[TASK DETAILS] Read the records below. Copy each line where the string "this" occurs.

Items from a data source:
———
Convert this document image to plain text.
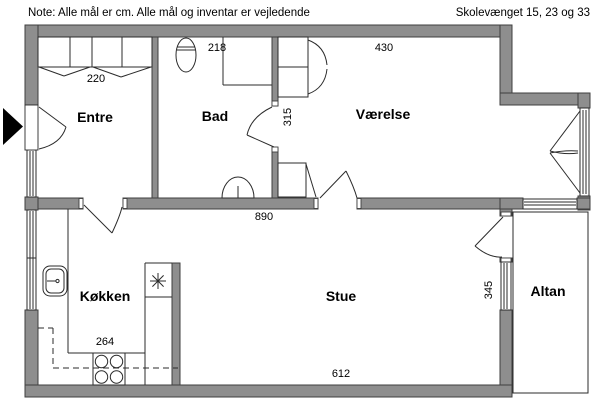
Note: Alle mål er cm. Alle mål og inventar er vejledende	Skolevænget 15, 23 og 33
Entre	Bad	Værelse
Køkken	Stue	Altan
220
218	430
315
890
264
345
612
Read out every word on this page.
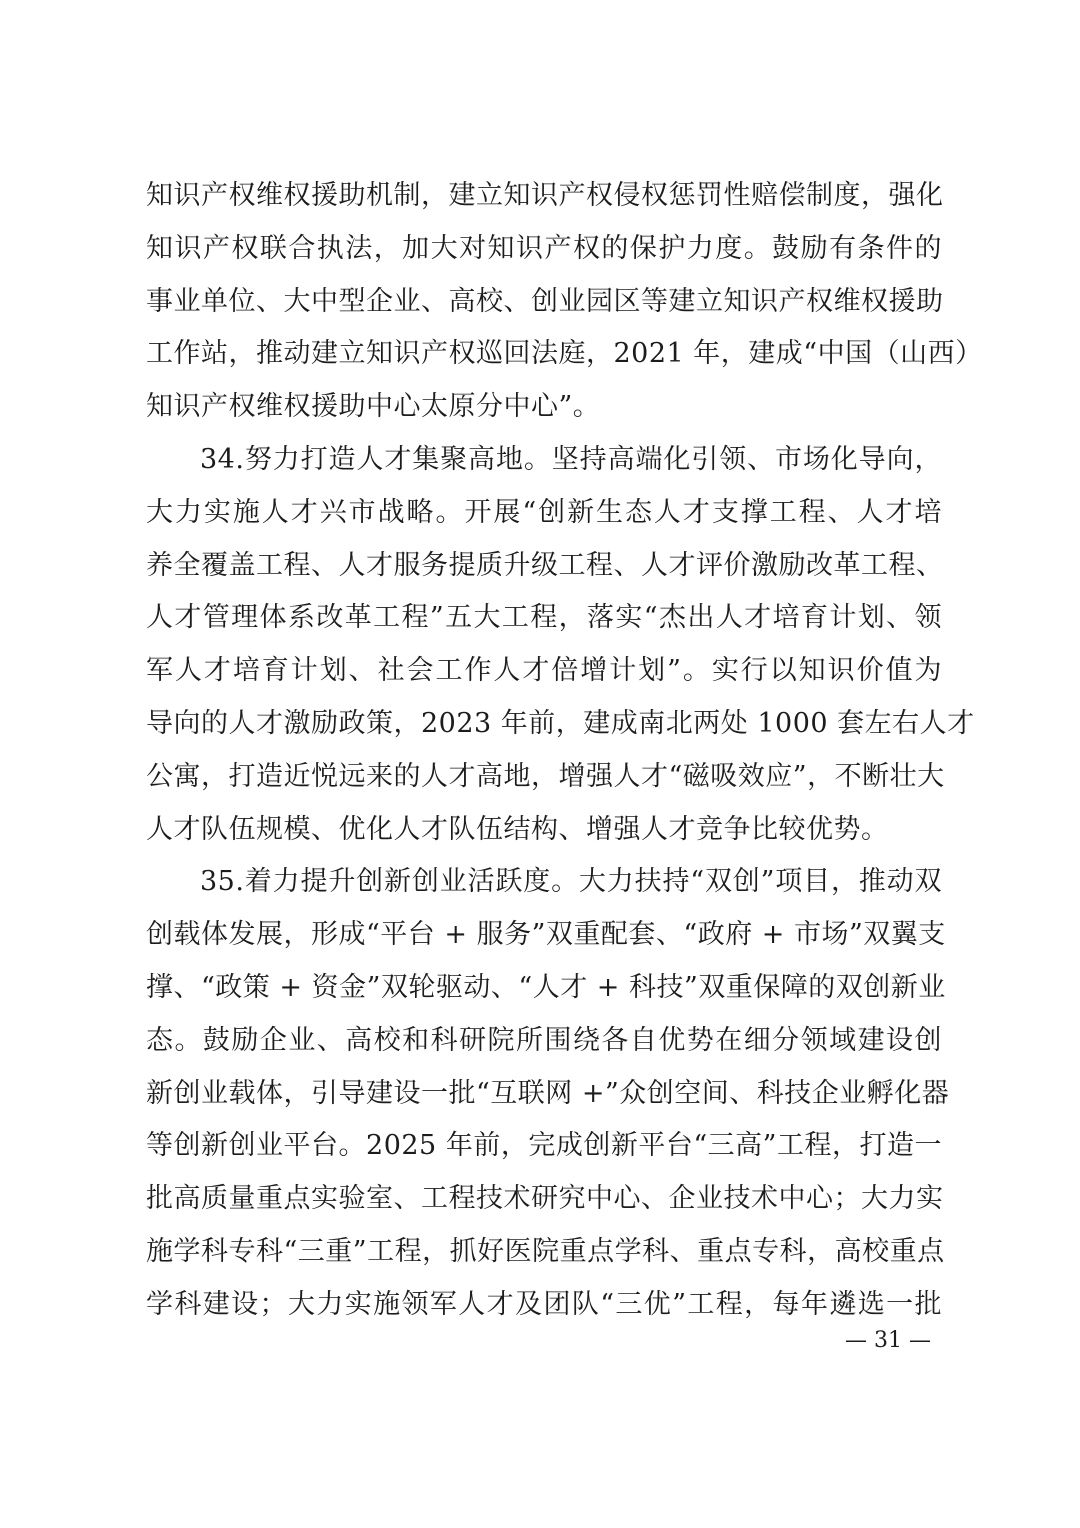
知识产权维权援助机制，建立知识产权侵权惩罚性赔偿制度，强化
知识产权联合执法，加大对知识产权的保护力度。鼓励有条件的
事业单位、大中型企业、高校、创业园区等建立知识产权维权援助
工作站，推动建立知识产权巡回法庭，2021 年，建成“中国（山西）
知识产权维权援助中心太原分中心”。
34.努力打造人才集聚高地。坚持高端化引领、市场化导向，
大力实施人才兴市战略。开展“创新生态人才支撑工程、人才培
养全覆盖工程、人才服务提质升级工程、人才评价激励改革工程、
人才管理体系改革工程”五大工程，落实“杰出人才培育计划、领
军人才培育计划、社会工作人才倍增计划”。实行以知识价值为
导向的人才激励政策，2023 年前，建成南北两处 1000 套左右人才
公寓，打造近悦远来的人才高地，增强人才“磁吸效应”，不断壮大
人才队伍规模、优化人才队伍结构、增强人才竞争比较优势。
35.着力提升创新创业活跃度。大力扶持“双创”项目，推动双
创载体发展，形成“平台 + 服务”双重配套、“政府 + 市场”双翼支
撑、“政策 + 资金”双轮驱动、“人才 + 科技”双重保障的双创新业
态。鼓励企业、高校和科研院所围绕各自优势在细分领域建设创
新创业载体，引导建设一批“互联网 +”众创空间、科技企业孵化器
等创新创业平台。2025 年前，完成创新平台“三高”工程，打造一
批高质量重点实验室、工程技术研究中心、企业技术中心；大力实
施学科专科“三重”工程，抓好医院重点学科、重点专科，高校重点
学科建设；大力实施领军人才及团队“三优”工程，每年遴选一批
— 31 —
———
[WRITTEN RESPONSE]
Convert this document image to plain text.
Read out every word on this page.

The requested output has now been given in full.